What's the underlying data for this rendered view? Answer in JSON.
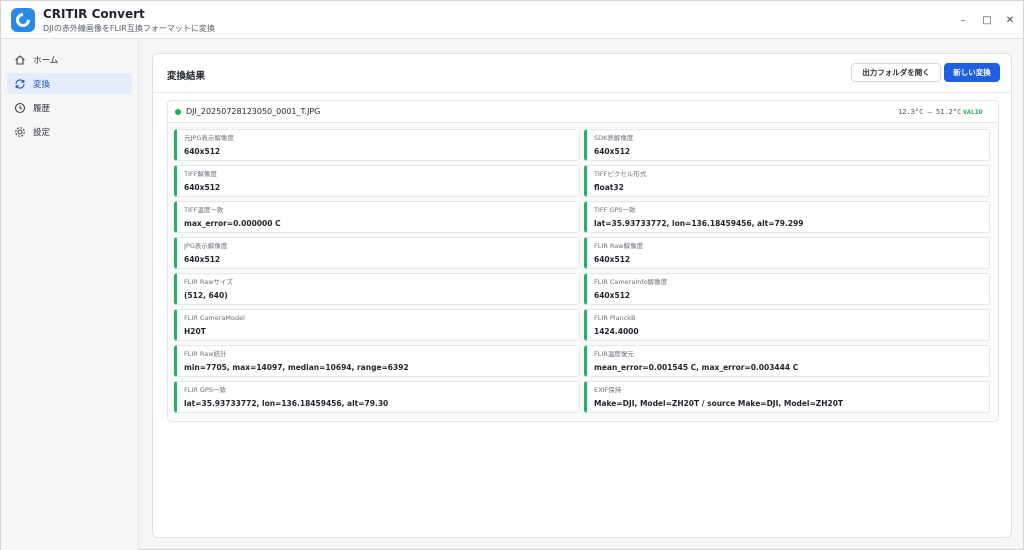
{
  "app": {
    "title": "CRITIR Convert",
    "subtitle": "DJIの赤外線画像をFLIR互換フォーマットに変換"
  },
  "window_controls": {
    "minimize": "–",
    "maximize": "□",
    "close": "✕"
  },
  "sidebar": {
    "items": [
      {
        "label": "ホーム",
        "icon": "home-icon",
        "active": false
      },
      {
        "label": "変換",
        "icon": "refresh-icon",
        "active": true
      },
      {
        "label": "履歴",
        "icon": "clock-icon",
        "active": false
      },
      {
        "label": "設定",
        "icon": "gear-icon",
        "active": false
      }
    ]
  },
  "main": {
    "title": "変換結果",
    "open_folder_label": "出力フォルダを開く",
    "new_convert_label": "新しい変換"
  },
  "result": {
    "file_name": "DJI_20250728123050_0001_T.JPG",
    "temp_range": "12.3°C – 51.2°C",
    "status": "VALID",
    "status_color": "#22a85a",
    "fields": [
      {
        "label": "元JPG表示解像度",
        "value": "640x512"
      },
      {
        "label": "SDK熱解像度",
        "value": "640x512"
      },
      {
        "label": "TIFF解像度",
        "value": "640x512"
      },
      {
        "label": "TIFFピクセル形式",
        "value": "float32"
      },
      {
        "label": "TIFF温度一致",
        "value": "max_error=0.000000 C"
      },
      {
        "label": "TIFF GPS一致",
        "value": "lat=35.93733772, lon=136.18459456, alt=79.299"
      },
      {
        "label": "JPG表示解像度",
        "value": "640x512"
      },
      {
        "label": "FLIR Raw解像度",
        "value": "640x512"
      },
      {
        "label": "FLIR Rawサイズ",
        "value": "(512, 640)"
      },
      {
        "label": "FLIR CameraInfo解像度",
        "value": "640x512"
      },
      {
        "label": "FLIR CameraModel",
        "value": "H20T"
      },
      {
        "label": "FLIR PlanckB",
        "value": "1424.4000"
      },
      {
        "label": "FLIR Raw統計",
        "value": "min=7705, max=14097, median=10694, range=6392"
      },
      {
        "label": "FLIR温度復元",
        "value": "mean_error=0.001545 C, max_error=0.003444 C"
      },
      {
        "label": "FLIR GPS一致",
        "value": "lat=35.93733772, lon=136.18459456, alt=79.30"
      },
      {
        "label": "EXIF保持",
        "value": "Make=DJI, Model=ZH20T / source Make=DJI, Model=ZH20T"
      }
    ]
  },
  "colors": {
    "accent": "#1f5fe0",
    "success": "#25b06a",
    "active_nav_bg": "#e4ecf9"
  }
}
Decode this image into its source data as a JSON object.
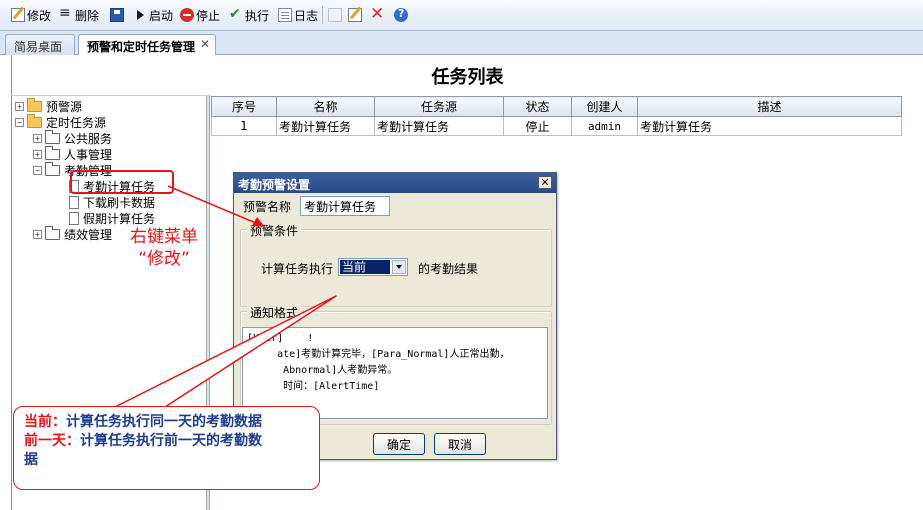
{
  "toolbar": {
    "items": [
      {
        "label": "修改",
        "icon": "edit-icon"
      },
      {
        "label": "删除",
        "icon": "delete-icon"
      },
      {
        "label": "",
        "icon": "save-icon"
      },
      {
        "label": "启动",
        "icon": "start-icon"
      },
      {
        "label": "停止",
        "icon": "stop-icon"
      },
      {
        "label": "执行",
        "icon": "execute-icon"
      },
      {
        "label": "日志",
        "icon": "log-icon"
      },
      {
        "label": "",
        "icon": "help-icon"
      }
    ]
  },
  "tabs": [
    {
      "label": "简易桌面"
    },
    {
      "label": "预警和定时任务管理"
    }
  ],
  "page_title": "任务列表",
  "tree": {
    "nodes": [
      {
        "label": "预警源"
      },
      {
        "label": "定时任务源"
      },
      {
        "label": "公共服务"
      },
      {
        "label": "人事管理"
      },
      {
        "label": "考勤管理"
      },
      {
        "label": "考勤计算任务"
      },
      {
        "label": "下载刷卡数据"
      },
      {
        "label": "假期计算任务"
      },
      {
        "label": "绩效管理"
      }
    ]
  },
  "grid": {
    "headers": [
      "序号",
      "名称",
      "任务源",
      "状态",
      "创建人",
      "描述"
    ],
    "rows": [
      [
        "1",
        "考勤计算任务",
        "考勤计算任务",
        "停止",
        "admin",
        "考勤计算任务"
      ]
    ]
  },
  "dialog": {
    "title": "考勤预警设置",
    "name_label": "预警名称",
    "name_value": "考勤计算任务",
    "condition_legend": "预警条件",
    "condition_prefix": "计算任务执行",
    "condition_select": "当前",
    "condition_suffix": "的考勤结果",
    "format_legend": "通知格式",
    "format_lines": [
      "[User]    !",
      "",
      "     ate]考勤计算完毕，[Para_Normal]人正常出勤，",
      "      Abnormal]人考勤异常。",
      "      时间：[AlertTime]"
    ],
    "ok_label": "确定",
    "cancel_label": "取消"
  },
  "annotations": {
    "right_click_line1": "右键菜单",
    "right_click_line2": "“修改”",
    "callout": [
      {
        "key": "当前：",
        "text": "计算任务执行同一天的考勤数据"
      },
      {
        "key": "前一天：",
        "text": "计算任务执行前一天的考勤数"
      },
      {
        "key": "",
        "text": "据"
      }
    ]
  },
  "colors": {
    "annotation_red": "#e5141a",
    "callout_blue": "#1f3d8f",
    "titlebar": "#2a4a86"
  }
}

*Task brief*: Each line above that includes "data" should be shown.

*Expected answer*:
What's the underlying data for this rendered view? Answer in JSON.
Decode this image into its source data as a JSON object.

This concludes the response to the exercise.